• Description of the task: Extract every line starting at the line that contains "What's the underlying" and ending with the final line of the data, inclusive; give only those lines, word for word.

• Data for the task:
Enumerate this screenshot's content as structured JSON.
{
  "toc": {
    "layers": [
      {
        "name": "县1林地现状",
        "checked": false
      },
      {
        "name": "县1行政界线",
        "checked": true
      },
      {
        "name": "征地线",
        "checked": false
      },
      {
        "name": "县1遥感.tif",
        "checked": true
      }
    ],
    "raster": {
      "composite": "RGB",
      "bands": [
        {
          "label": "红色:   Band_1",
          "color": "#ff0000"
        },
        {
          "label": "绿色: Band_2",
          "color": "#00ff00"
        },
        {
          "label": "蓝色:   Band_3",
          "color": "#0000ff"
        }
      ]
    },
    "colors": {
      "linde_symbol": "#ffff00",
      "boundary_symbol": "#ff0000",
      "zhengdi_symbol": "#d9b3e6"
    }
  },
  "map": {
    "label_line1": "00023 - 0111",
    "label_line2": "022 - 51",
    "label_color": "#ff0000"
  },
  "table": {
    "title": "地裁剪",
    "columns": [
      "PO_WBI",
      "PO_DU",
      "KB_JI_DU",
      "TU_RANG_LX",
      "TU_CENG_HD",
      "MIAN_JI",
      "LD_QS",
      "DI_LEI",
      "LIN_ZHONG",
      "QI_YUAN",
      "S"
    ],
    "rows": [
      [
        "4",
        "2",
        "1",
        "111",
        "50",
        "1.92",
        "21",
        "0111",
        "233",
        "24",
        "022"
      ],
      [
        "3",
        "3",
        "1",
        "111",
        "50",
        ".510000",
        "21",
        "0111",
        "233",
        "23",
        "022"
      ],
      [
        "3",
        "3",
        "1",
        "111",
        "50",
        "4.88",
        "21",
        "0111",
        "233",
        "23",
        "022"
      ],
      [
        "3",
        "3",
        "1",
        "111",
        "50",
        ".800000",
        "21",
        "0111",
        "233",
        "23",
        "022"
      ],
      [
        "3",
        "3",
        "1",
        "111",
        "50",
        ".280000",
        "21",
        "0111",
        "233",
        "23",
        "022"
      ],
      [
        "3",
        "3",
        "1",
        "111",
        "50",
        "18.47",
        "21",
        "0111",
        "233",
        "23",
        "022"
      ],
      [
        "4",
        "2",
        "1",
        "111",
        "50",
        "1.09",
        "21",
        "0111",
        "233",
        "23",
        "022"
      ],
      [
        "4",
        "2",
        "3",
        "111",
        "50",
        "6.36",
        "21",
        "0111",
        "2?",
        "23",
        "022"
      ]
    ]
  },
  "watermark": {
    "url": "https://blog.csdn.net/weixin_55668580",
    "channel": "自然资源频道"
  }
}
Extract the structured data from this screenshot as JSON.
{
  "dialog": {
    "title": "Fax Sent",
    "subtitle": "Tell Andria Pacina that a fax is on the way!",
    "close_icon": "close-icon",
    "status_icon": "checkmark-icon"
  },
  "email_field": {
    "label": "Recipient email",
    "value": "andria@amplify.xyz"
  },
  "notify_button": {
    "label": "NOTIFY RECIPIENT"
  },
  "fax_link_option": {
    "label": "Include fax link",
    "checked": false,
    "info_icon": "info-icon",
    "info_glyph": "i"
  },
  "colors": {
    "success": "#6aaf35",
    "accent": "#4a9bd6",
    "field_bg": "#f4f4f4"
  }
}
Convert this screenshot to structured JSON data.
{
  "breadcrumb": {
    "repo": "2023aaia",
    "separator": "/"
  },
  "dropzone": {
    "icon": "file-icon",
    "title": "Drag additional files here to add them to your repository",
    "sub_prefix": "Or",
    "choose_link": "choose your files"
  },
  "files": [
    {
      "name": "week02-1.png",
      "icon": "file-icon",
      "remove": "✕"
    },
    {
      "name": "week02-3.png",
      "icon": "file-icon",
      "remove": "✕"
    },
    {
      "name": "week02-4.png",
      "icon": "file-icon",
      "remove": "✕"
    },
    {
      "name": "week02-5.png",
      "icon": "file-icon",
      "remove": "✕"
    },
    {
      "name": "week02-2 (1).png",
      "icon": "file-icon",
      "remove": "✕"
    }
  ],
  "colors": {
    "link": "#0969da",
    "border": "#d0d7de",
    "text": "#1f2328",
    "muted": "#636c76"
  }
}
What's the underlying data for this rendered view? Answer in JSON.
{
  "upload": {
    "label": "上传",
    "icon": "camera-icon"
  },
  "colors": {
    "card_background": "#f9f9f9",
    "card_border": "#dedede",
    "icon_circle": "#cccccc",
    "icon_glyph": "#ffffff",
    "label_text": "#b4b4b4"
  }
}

• Task result:
What's the underlying data for this rendered view? Answer in JSON.
{
  "upload": {
    "label": "上传",
    "icon": "camera-icon"
  },
  "colors": {
    "card_background": "#f9f9f9",
    "card_border": "#dedede",
    "icon_circle": "#cccccc",
    "icon_glyph": "#ffffff",
    "label_text": "#b4b4b4"
  }
}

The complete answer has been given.